*WHAT THE EXERCISE ASKS*.
Each record is to be printed again precisely as it reads.

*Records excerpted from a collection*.
::::::::
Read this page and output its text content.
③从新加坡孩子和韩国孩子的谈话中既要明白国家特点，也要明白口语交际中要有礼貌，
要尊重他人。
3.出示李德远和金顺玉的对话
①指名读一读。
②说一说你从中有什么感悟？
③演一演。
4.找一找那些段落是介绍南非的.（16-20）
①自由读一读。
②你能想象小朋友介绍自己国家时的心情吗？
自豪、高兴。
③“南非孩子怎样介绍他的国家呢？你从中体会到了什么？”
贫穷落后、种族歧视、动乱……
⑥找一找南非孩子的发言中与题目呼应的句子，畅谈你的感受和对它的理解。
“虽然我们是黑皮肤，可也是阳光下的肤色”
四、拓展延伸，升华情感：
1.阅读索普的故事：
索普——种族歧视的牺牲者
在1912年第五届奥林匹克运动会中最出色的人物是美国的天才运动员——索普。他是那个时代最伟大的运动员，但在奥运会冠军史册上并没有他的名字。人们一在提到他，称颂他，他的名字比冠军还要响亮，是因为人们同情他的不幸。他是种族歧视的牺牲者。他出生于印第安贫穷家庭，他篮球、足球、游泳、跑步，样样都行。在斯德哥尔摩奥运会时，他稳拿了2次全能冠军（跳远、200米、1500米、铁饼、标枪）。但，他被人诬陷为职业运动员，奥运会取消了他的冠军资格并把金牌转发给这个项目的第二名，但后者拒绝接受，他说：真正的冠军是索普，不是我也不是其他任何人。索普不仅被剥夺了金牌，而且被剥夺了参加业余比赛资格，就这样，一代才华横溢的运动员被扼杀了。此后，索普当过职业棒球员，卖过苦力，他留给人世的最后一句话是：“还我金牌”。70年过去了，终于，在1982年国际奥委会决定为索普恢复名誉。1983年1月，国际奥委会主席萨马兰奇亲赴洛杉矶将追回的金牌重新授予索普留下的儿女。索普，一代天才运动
::::::::
*SOLUTION*.
Read this page and output its text content.
③从新加坡孩子和韩国孩子的谈话中既要明白国家特点，也要明白口语交际中要有礼貌，
要尊重他人。
3.出示李德远和金顺玉的对话
①指名读一读。
②说一说你从中有什么感悟？
③演一演。
4.找一找那些段落是介绍南非的.（16-20）
①自由读一读。
②你能想象小朋友介绍自己国家时的心情吗？
自豪、高兴。
③“南非孩子怎样介绍他的国家呢？你从中体会到了什么？”
贫穷落后、种族歧视、动乱……
⑥找一找南非孩子的发言中与题目呼应的句子，畅谈你的感受和对它的理解。
“虽然我们是黑皮肤，可也是阳光下的肤色”
四、拓展延伸，升华情感：
1.阅读索普的故事：
索普——种族歧视的牺牲者
在1912年第五届奥林匹克运动会中最出色的人物是美国的天才运动员——索普。他是那个时代最伟大的运动员，但在奥运会冠军史册上并没有他的名字。人们一在提到他，称颂他，他的名字比冠军还要响亮，是因为人们同情他的不幸。他是种族歧视的牺牲者。他出生于印第安贫穷家庭，他篮球、足球、游泳、跑步，样样都行。在斯德哥尔摩奥运会时，他稳拿了2次全能冠军（跳远、200米、1500米、铁饼、标枪）。但，他被人诬陷为职业运动员，奥运会取消了他的冠军资格并把金牌转发给这个项目的第二名，但后者拒绝接受，他说：真正的冠军是索普，不是我也不是其他任何人。索普不仅被剥夺了金牌，而且被剥夺了参加业余比赛资格，就这样，一代才华横溢的运动员被扼杀了。此后，索普当过职业棒球员，卖过苦力，他留给人世的最后一句话是：“还我金牌”。70年过去了，终于，在1982年国际奥委会决定为索普恢复名誉。1983年1月，国际奥委会主席萨马兰奇亲赴洛杉矶将追回的金牌重新授予索普留下的儿女。索普，一代天才运动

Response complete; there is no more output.